**Directions**
Can you render the rows from the line with "Segment this screenshot: for" up to and including the line with "- company-logo-icon: [62, 58, 106, 102]" as a two-column CSV with the headers instruction and response, one line per instruction and its answer, each value in a single quoted field with line breaks turned into spaces? Leave the pictures out.

**Entries provided**
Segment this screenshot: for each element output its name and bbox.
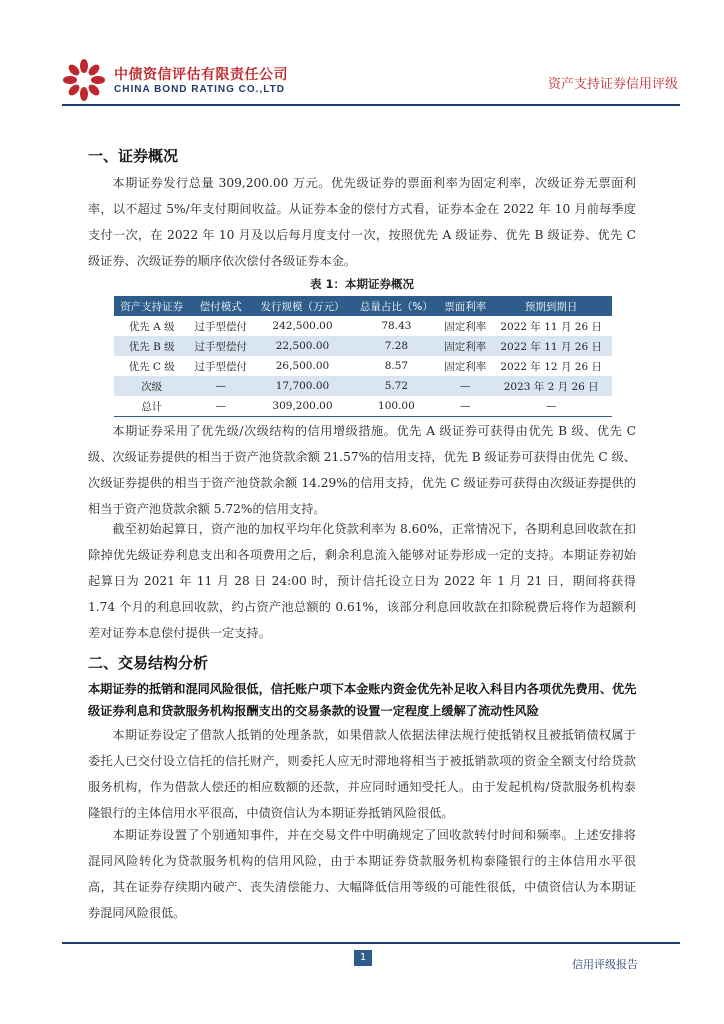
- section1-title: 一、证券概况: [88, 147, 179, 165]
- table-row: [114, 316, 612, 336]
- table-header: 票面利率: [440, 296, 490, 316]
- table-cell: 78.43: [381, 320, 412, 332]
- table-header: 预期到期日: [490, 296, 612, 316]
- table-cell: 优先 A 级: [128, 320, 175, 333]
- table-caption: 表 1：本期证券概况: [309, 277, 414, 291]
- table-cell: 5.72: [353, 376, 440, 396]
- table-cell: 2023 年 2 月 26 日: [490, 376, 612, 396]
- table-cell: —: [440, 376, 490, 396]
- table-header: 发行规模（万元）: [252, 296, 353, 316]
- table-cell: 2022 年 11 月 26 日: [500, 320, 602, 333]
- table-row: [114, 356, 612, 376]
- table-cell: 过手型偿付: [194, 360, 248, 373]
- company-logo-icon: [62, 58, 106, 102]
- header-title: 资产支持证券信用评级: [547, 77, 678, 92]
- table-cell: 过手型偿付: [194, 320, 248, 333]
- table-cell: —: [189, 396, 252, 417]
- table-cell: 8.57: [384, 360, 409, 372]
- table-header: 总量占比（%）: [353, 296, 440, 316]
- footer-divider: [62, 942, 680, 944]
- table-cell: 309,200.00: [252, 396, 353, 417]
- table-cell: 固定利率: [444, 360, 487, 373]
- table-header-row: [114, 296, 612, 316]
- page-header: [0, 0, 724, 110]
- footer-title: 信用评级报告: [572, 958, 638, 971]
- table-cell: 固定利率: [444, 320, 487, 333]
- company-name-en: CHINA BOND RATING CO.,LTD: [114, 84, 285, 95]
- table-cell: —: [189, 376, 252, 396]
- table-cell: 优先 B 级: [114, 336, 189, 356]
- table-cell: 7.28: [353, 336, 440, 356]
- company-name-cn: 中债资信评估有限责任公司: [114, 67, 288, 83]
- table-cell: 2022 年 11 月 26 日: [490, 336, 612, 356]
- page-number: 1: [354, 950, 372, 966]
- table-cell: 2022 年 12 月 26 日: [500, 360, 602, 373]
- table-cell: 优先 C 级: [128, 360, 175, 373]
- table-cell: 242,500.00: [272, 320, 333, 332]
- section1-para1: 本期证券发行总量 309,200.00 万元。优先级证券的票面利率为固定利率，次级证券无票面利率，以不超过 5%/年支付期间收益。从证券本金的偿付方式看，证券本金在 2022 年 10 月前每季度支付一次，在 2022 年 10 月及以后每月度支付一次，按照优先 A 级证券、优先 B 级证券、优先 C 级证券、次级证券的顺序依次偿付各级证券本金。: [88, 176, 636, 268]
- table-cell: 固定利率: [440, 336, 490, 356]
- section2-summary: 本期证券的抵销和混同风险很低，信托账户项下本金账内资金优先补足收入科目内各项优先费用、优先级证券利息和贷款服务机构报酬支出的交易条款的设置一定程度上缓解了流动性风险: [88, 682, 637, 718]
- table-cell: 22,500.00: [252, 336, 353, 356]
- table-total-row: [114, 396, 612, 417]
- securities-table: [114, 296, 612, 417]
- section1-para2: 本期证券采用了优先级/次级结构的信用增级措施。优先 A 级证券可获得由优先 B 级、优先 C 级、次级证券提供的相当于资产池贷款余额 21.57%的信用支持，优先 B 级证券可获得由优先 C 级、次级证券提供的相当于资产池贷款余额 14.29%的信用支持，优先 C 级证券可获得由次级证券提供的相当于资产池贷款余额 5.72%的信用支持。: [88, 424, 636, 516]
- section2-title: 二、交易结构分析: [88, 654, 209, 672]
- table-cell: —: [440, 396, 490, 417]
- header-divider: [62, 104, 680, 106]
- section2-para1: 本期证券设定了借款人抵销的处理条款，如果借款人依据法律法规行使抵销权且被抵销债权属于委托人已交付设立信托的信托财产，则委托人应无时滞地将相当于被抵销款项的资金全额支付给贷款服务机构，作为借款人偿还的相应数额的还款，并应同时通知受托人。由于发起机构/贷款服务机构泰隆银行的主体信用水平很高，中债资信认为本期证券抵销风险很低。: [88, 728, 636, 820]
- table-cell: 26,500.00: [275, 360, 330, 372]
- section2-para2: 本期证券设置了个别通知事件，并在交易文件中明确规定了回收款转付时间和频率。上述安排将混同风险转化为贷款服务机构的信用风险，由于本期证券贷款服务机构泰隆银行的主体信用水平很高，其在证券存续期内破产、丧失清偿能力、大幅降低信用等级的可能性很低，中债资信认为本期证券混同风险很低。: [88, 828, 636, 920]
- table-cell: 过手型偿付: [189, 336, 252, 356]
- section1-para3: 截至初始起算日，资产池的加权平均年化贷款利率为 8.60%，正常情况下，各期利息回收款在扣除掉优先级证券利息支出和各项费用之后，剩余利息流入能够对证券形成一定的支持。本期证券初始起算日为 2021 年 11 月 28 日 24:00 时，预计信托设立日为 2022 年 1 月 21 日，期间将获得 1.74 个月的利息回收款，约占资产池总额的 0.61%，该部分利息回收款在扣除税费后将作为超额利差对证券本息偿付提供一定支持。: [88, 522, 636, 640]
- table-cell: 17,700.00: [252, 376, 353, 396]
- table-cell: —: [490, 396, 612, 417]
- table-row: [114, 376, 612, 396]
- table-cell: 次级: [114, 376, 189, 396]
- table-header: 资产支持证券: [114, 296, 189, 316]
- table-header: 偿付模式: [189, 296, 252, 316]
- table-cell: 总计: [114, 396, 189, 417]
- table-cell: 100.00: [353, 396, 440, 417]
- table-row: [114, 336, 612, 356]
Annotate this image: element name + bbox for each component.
* * *
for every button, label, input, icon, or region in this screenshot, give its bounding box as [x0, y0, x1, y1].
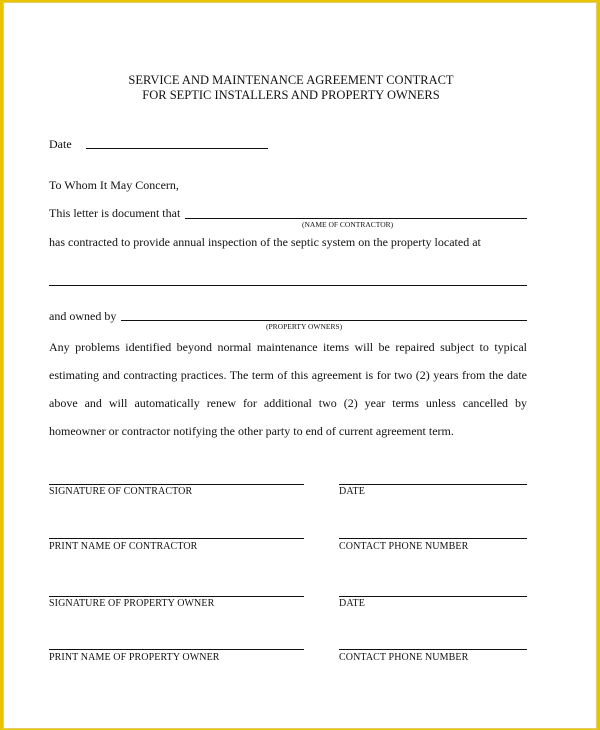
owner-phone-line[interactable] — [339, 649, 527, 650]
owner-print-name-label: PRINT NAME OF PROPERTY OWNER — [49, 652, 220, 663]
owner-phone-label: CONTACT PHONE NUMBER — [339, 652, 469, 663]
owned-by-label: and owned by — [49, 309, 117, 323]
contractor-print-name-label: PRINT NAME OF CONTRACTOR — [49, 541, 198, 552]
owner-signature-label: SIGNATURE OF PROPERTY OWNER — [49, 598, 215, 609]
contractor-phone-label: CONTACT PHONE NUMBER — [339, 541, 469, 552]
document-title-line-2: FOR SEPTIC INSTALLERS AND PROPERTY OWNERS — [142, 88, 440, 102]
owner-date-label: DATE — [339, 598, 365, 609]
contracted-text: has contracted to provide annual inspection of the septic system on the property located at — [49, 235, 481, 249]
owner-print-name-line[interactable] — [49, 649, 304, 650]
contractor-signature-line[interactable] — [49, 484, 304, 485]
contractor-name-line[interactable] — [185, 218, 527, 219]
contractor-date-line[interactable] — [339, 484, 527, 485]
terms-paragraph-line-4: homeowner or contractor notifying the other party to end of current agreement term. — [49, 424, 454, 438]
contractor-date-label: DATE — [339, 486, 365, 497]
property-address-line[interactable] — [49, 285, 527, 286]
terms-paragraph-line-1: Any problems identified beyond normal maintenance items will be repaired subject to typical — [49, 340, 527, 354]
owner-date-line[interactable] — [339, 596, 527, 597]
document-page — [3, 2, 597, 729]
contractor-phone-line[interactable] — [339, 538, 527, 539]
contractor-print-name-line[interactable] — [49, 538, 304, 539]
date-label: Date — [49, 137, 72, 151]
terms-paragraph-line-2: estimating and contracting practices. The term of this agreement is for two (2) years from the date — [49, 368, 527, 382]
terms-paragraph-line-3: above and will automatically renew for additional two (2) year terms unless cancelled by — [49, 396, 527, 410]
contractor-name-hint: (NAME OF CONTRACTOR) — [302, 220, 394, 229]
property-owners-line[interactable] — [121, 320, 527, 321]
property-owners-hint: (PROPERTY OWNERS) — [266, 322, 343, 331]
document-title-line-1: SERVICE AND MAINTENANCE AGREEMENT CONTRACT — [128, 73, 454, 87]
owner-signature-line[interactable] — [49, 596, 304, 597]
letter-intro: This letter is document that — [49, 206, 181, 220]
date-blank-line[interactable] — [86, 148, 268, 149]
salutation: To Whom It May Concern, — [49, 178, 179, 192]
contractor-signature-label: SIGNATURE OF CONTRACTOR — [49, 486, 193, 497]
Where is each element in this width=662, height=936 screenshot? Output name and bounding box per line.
--
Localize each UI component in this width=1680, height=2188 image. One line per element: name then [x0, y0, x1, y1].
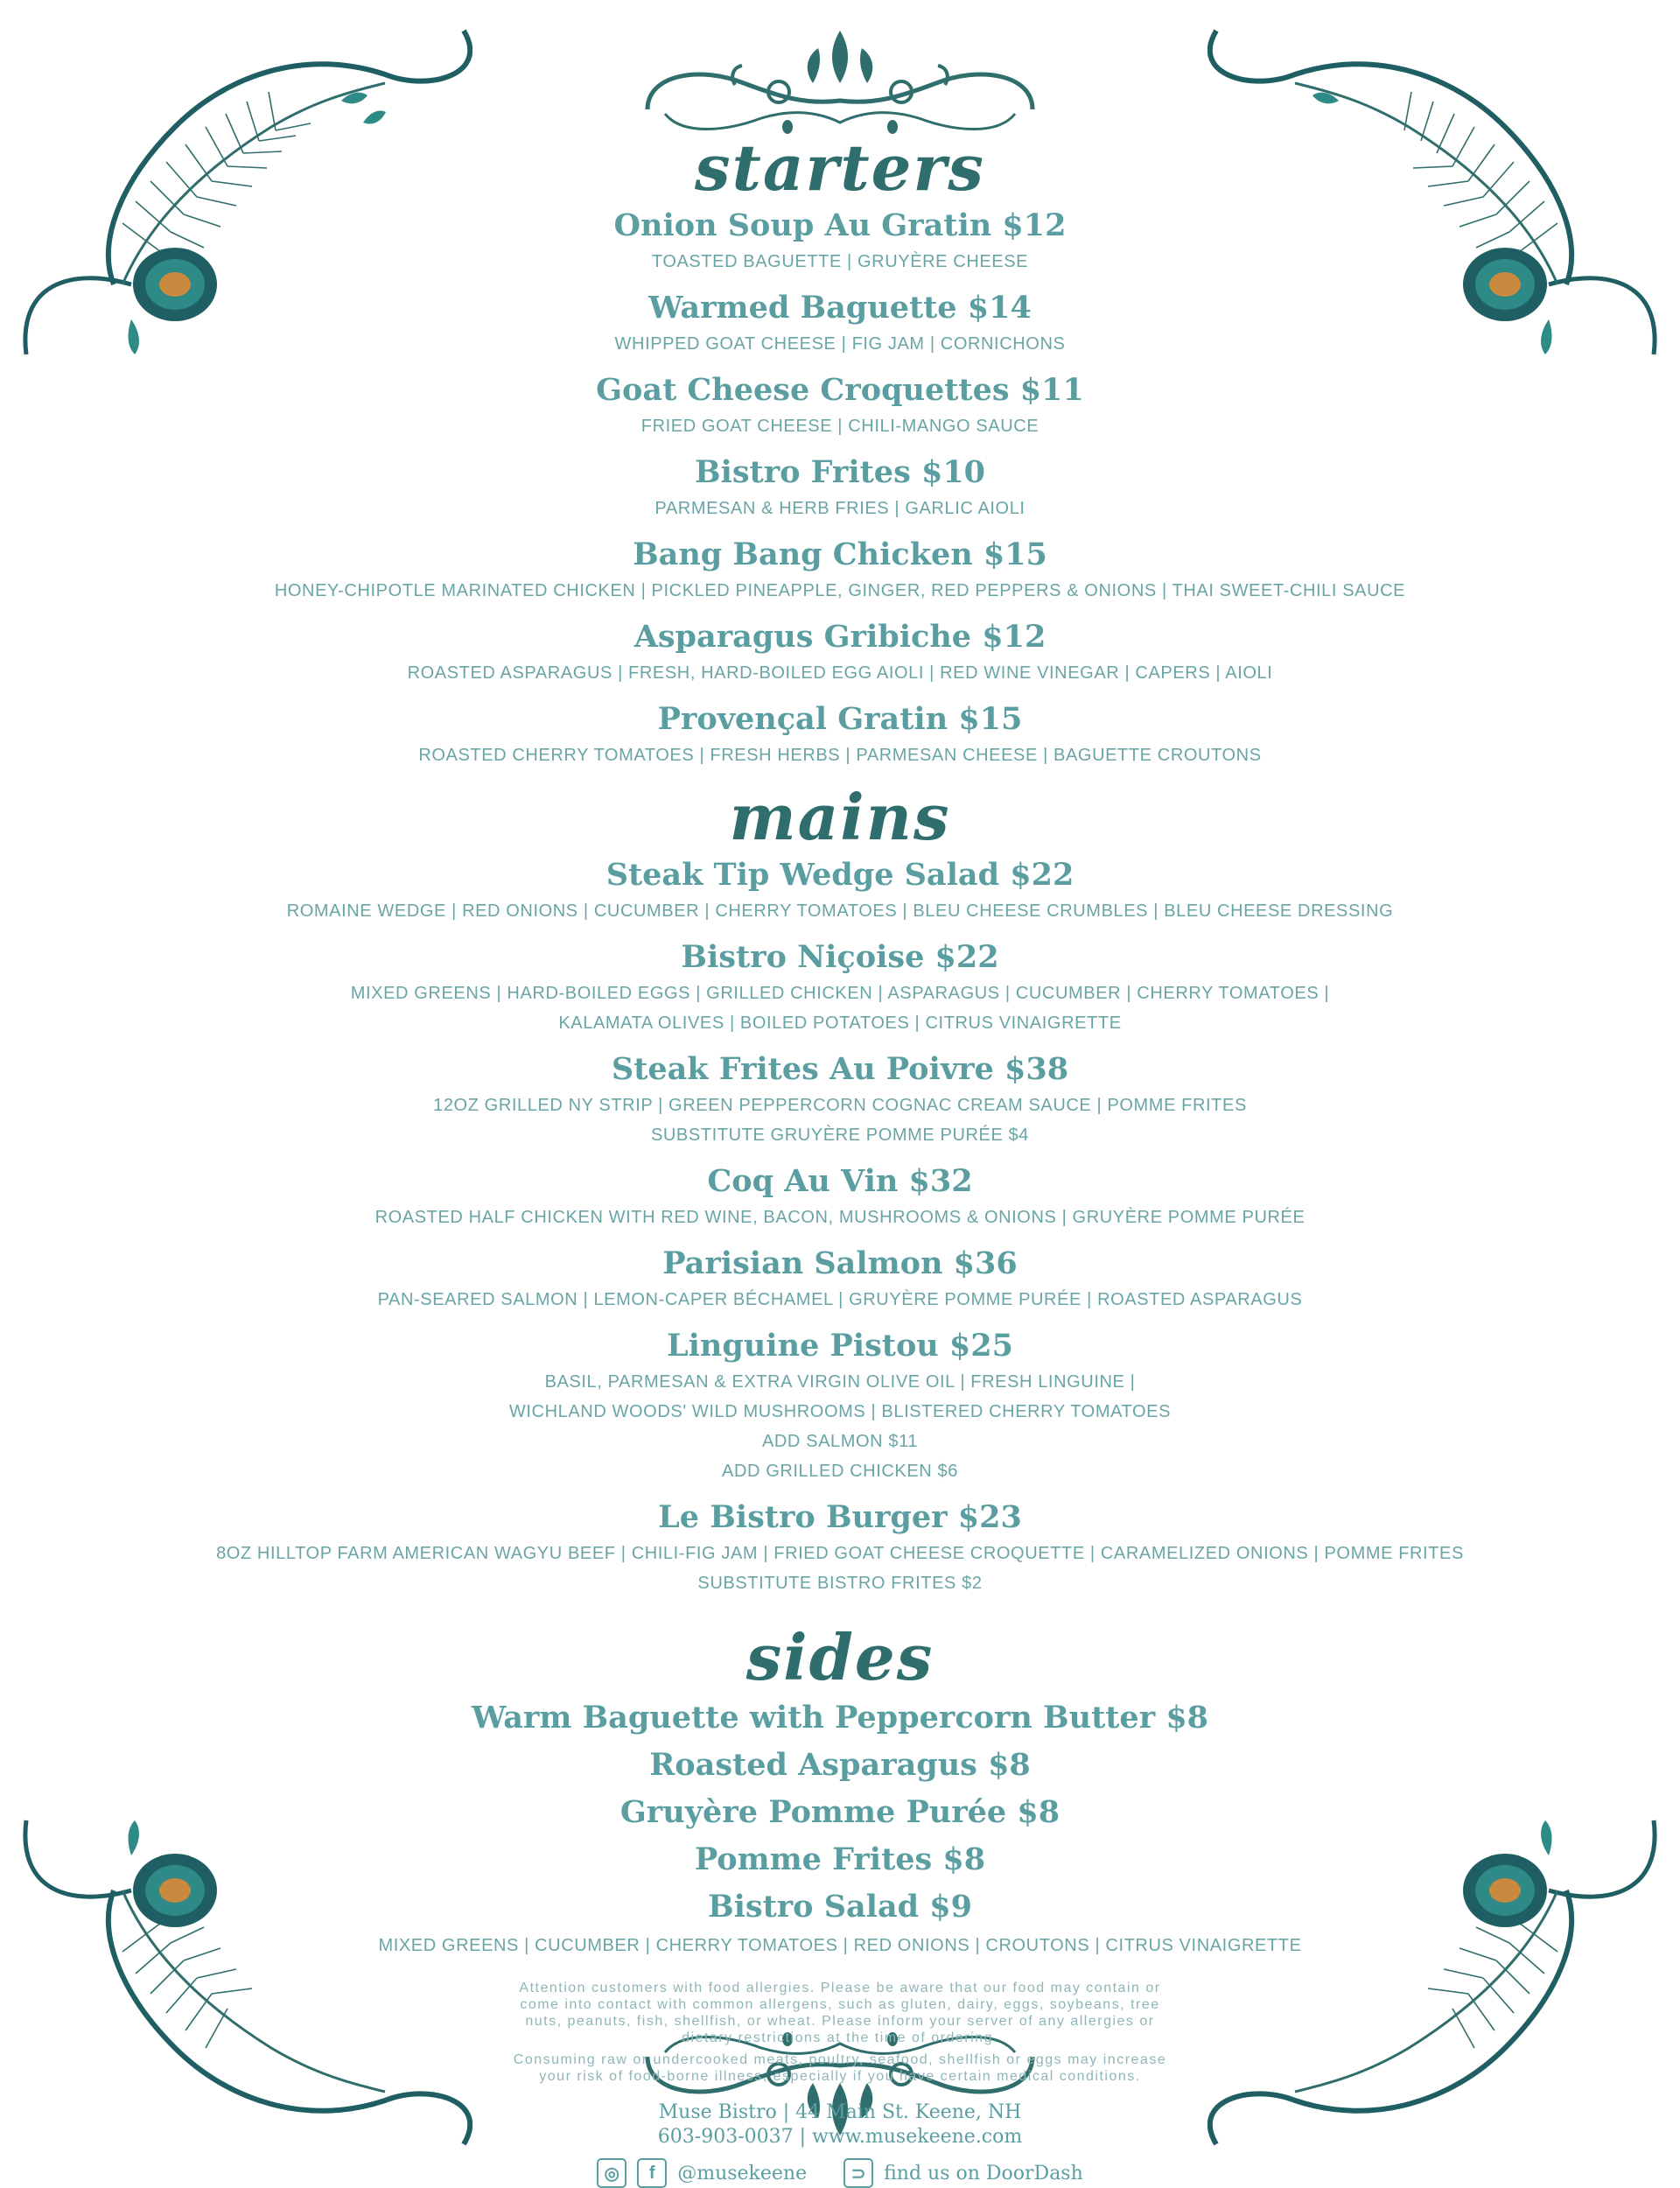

**Answer for this exercise**
instruction,response
"Segment this screenshot: for each element output its name and bbox.","- section1-title: 一、证券概况: [88, 147, 179, 165] - table-row: [114, 316, 612, 336] - table-header: 票面利率: [440, 296, 490, 316] - table-cell: 78.43: [381, 320, 412, 332] - table-header: 预期到期日: [490, 296, 612, 316] - table-cell: 优先 A 级: [128, 320, 175, 333] - table-caption: 表 1：本期证券概况: [309, 277, 414, 291] - table-cell: 5.72: [353, 376, 440, 396] - table-cell: 2023 年 2 月 26 日: [490, 376, 612, 396] - table-cell: —: [440, 376, 490, 396] - table-header: 发行规模（万元）: [252, 296, 353, 316] - table-cell: 2022 年 11 月 26 日: [500, 320, 602, 333] - table-row: [114, 356, 612, 376] - table-cell: 过手型偿付: [194, 360, 248, 373] - company-logo-icon: [62, 58, 106, 102]"